• _WORK TO COMPLETE_: Copy out, word for word, the rows below from the first line through the line containing "417, 2431, 444]", including that line.

Layout coordinate data
——
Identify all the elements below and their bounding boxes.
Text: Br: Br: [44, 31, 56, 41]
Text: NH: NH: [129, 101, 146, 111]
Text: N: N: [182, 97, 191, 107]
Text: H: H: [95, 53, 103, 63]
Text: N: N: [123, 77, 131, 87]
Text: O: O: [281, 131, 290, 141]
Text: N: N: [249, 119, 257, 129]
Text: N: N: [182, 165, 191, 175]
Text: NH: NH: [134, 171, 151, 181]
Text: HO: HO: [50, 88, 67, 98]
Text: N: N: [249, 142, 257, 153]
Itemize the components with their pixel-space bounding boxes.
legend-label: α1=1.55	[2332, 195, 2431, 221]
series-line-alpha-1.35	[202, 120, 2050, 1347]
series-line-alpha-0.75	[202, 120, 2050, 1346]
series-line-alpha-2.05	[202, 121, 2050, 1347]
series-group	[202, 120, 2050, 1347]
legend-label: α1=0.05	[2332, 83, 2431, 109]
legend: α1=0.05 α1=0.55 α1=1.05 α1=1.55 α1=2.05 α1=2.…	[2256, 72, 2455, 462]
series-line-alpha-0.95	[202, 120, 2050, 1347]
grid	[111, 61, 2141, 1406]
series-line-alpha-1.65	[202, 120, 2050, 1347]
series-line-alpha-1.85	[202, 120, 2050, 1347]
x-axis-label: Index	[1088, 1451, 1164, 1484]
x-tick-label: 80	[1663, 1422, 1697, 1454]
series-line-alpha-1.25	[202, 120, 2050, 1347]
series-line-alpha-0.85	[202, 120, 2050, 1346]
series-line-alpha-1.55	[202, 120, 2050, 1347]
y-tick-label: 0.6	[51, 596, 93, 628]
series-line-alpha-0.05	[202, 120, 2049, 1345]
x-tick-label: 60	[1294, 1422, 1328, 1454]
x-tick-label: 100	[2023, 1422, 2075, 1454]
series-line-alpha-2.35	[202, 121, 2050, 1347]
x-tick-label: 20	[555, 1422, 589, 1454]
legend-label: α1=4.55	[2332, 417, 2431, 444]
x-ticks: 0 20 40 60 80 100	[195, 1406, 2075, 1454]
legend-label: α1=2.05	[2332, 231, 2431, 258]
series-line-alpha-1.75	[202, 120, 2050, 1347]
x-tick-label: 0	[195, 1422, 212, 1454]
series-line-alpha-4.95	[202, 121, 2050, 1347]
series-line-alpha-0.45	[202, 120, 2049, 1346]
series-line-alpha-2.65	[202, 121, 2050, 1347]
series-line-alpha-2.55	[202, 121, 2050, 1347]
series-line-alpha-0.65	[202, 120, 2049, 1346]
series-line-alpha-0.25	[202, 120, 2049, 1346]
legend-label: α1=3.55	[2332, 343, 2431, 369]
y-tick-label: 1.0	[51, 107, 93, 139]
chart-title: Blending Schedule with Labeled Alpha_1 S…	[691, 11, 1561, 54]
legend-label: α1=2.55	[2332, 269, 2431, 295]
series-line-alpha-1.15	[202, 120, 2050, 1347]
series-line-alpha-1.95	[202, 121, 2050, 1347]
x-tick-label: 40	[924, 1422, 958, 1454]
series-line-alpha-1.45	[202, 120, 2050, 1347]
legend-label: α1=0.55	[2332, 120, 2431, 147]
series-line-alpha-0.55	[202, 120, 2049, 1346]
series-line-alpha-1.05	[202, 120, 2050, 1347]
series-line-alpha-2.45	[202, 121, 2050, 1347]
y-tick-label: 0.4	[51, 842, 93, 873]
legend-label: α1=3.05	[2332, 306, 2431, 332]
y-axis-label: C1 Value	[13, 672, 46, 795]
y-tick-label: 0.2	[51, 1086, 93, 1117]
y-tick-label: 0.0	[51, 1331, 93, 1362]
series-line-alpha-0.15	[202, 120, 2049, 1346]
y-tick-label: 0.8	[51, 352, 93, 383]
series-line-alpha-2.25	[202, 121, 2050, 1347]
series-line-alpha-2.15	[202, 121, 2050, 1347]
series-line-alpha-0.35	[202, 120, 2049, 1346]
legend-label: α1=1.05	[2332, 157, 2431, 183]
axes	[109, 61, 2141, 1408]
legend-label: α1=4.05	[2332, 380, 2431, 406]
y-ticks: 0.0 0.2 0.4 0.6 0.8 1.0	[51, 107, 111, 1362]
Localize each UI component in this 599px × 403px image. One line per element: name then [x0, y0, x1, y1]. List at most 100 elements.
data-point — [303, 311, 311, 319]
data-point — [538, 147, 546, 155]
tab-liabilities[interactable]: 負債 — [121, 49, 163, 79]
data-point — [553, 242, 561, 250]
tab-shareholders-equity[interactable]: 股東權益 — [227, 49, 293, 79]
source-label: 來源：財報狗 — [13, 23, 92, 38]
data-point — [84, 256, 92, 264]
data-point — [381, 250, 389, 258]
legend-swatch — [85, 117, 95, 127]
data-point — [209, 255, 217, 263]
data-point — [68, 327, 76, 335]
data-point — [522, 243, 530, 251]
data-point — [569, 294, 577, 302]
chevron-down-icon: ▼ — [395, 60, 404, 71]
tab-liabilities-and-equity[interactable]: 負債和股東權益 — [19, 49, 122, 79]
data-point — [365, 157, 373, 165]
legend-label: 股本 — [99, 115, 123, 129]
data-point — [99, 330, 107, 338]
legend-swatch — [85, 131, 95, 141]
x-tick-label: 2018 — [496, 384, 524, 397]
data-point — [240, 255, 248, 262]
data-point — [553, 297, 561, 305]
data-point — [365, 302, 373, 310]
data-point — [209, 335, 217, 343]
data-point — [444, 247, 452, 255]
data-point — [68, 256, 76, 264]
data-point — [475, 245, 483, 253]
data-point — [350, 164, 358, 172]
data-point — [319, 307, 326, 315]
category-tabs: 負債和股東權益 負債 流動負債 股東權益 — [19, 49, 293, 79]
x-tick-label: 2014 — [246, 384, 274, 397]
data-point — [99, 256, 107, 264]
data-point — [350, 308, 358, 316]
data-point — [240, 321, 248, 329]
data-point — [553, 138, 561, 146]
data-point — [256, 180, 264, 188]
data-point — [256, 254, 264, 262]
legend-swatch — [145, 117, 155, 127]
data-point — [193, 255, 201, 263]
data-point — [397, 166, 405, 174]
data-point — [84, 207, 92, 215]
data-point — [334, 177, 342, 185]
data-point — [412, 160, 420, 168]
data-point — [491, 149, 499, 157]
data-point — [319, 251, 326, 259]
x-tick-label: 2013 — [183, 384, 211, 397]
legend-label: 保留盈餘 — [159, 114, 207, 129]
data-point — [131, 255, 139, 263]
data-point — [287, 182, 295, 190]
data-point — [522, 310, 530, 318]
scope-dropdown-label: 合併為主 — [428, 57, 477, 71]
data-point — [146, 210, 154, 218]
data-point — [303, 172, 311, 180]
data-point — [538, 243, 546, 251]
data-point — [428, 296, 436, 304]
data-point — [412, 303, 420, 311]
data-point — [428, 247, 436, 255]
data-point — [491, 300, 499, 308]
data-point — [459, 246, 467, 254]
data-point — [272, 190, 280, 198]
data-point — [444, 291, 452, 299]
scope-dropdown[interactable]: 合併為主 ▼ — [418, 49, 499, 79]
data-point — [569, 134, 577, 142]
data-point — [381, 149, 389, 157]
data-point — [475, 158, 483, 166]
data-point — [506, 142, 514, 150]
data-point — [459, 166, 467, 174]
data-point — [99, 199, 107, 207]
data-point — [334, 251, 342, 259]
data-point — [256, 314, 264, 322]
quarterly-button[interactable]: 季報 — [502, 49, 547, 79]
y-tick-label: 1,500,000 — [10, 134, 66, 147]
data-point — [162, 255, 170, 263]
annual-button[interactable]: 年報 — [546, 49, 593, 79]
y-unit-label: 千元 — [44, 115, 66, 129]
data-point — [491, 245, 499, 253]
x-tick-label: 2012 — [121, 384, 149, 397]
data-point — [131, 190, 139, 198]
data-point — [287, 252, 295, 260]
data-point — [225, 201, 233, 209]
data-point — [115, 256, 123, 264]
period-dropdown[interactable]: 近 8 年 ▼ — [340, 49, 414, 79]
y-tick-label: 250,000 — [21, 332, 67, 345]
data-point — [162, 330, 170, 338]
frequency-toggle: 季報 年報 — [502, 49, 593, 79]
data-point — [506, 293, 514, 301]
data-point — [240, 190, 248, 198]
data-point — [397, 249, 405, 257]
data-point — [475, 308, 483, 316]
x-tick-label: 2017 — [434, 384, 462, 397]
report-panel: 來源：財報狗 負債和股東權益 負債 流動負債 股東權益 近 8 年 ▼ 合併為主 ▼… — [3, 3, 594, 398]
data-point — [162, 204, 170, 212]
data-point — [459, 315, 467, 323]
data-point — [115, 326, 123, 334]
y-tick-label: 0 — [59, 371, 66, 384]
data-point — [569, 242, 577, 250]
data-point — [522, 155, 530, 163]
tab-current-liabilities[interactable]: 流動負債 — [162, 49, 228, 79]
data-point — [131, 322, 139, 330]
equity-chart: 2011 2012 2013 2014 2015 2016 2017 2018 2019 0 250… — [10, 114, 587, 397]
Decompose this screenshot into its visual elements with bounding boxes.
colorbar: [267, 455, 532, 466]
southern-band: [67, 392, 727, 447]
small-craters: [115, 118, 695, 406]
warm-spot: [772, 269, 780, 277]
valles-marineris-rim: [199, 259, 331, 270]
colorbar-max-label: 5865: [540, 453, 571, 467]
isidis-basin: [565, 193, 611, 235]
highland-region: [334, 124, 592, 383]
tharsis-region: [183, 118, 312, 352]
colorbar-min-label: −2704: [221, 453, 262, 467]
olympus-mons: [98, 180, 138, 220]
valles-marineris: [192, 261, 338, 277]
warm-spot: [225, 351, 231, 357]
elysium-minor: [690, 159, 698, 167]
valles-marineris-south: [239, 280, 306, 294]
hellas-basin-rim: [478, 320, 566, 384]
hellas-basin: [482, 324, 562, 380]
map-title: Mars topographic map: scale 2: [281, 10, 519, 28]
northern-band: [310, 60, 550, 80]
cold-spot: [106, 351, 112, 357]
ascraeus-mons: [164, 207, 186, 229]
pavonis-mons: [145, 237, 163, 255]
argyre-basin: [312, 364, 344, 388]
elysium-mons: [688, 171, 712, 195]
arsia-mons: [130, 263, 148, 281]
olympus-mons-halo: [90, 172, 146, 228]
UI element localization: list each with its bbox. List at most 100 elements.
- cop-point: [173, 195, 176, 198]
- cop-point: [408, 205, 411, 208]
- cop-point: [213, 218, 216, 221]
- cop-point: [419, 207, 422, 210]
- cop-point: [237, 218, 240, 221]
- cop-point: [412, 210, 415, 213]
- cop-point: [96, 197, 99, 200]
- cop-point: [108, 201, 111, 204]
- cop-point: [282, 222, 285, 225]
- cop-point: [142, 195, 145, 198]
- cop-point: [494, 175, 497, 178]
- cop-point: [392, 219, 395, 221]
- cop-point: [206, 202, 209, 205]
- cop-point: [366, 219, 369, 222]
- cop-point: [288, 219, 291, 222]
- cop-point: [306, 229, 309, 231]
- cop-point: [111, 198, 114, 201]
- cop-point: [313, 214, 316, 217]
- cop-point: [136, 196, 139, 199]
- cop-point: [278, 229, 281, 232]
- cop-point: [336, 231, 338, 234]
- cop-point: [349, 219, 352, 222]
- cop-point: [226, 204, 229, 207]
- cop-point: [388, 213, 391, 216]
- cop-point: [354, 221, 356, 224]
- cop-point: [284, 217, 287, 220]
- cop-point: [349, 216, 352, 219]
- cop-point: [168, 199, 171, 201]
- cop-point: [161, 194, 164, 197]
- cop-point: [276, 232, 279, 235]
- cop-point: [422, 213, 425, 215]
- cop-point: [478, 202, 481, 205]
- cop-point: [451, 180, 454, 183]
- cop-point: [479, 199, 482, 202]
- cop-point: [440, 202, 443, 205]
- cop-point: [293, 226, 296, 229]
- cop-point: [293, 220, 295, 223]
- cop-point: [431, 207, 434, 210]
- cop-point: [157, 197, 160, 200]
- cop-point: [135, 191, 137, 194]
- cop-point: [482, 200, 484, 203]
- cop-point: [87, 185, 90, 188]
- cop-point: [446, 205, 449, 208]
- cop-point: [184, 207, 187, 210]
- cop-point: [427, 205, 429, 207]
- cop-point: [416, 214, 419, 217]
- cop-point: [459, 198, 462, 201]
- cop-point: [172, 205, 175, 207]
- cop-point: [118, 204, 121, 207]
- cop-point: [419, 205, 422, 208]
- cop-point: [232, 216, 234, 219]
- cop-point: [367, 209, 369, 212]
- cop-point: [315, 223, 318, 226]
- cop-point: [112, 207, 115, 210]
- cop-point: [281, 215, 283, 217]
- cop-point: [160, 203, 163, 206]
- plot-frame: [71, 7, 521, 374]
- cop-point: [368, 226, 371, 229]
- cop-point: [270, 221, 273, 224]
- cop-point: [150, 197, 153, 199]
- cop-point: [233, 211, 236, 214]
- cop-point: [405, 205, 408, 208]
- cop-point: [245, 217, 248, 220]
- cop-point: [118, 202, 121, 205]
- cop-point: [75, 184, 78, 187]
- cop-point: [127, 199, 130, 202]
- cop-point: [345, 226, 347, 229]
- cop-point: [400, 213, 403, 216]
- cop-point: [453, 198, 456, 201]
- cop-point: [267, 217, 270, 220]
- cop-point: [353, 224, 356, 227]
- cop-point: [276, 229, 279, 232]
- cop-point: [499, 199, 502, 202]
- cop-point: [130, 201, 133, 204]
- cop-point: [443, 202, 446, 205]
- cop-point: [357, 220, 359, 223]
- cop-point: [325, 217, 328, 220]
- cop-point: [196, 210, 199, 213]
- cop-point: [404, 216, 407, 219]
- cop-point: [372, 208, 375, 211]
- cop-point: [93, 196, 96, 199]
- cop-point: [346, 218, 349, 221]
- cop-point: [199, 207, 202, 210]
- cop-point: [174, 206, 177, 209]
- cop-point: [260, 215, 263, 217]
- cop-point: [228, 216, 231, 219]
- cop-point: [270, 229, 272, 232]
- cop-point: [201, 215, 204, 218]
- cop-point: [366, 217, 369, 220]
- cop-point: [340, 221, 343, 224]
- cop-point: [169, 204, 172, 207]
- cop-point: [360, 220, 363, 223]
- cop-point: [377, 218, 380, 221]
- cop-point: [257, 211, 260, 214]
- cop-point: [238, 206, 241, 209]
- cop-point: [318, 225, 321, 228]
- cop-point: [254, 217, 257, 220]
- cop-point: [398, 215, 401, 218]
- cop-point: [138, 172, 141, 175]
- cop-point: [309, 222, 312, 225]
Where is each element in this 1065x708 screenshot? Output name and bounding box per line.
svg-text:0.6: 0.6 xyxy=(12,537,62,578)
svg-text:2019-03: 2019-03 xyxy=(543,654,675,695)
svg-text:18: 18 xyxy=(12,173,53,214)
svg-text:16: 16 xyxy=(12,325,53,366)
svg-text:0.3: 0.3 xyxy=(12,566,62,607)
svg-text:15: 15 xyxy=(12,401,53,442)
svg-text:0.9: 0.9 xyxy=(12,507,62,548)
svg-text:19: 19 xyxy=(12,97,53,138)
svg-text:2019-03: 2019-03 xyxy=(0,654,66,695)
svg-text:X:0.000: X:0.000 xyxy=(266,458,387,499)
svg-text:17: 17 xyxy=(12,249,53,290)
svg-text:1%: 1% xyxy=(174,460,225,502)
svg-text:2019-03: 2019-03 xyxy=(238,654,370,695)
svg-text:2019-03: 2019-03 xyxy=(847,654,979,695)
——
• _OUTPUT_:
Identify all the elements below and their bounding boxes.
Text: Br: Br: [44, 31, 56, 41]
Text: NH: NH: [129, 101, 146, 111]
Text: N: N: [182, 97, 191, 107]
Text: H: H: [95, 53, 103, 63]
Text: N: N: [123, 77, 131, 87]
Text: O: O: [281, 131, 290, 141]
Text: N: N: [249, 119, 257, 129]
Text: N: N: [182, 165, 191, 175]
Text: NH: NH: [134, 171, 151, 181]
Text: HO: HO: [50, 88, 67, 98]
Text: N: N: [249, 142, 257, 153]
Itemize the components with their pixel-space bounding boxes.
legend-label: α1=1.55	[2332, 195, 2431, 221]
series-line-alpha-1.35	[202, 120, 2050, 1347]
series-line-alpha-0.75	[202, 120, 2050, 1346]
series-line-alpha-2.05	[202, 121, 2050, 1347]
series-group	[202, 120, 2050, 1347]
legend-label: α1=0.05	[2332, 83, 2431, 109]
legend: α1=0.05 α1=0.55 α1=1.05 α1=1.55 α1=2.05 α1=2.…	[2256, 72, 2455, 462]
series-line-alpha-0.95	[202, 120, 2050, 1347]
grid	[111, 61, 2141, 1406]
series-line-alpha-1.65	[202, 120, 2050, 1347]
series-line-alpha-1.85	[202, 120, 2050, 1347]
x-axis-label: Index	[1088, 1451, 1164, 1484]
x-tick-label: 80	[1663, 1422, 1697, 1454]
series-line-alpha-1.25	[202, 120, 2050, 1347]
series-line-alpha-0.85	[202, 120, 2050, 1346]
series-line-alpha-1.55	[202, 120, 2050, 1347]
y-tick-label: 0.6	[51, 596, 93, 628]
series-line-alpha-0.05	[202, 120, 2049, 1345]
x-tick-label: 60	[1294, 1422, 1328, 1454]
x-tick-label: 100	[2023, 1422, 2075, 1454]
series-line-alpha-2.35	[202, 121, 2050, 1347]
x-tick-label: 20	[555, 1422, 589, 1454]
legend-label: α1=4.55	[2332, 417, 2431, 444]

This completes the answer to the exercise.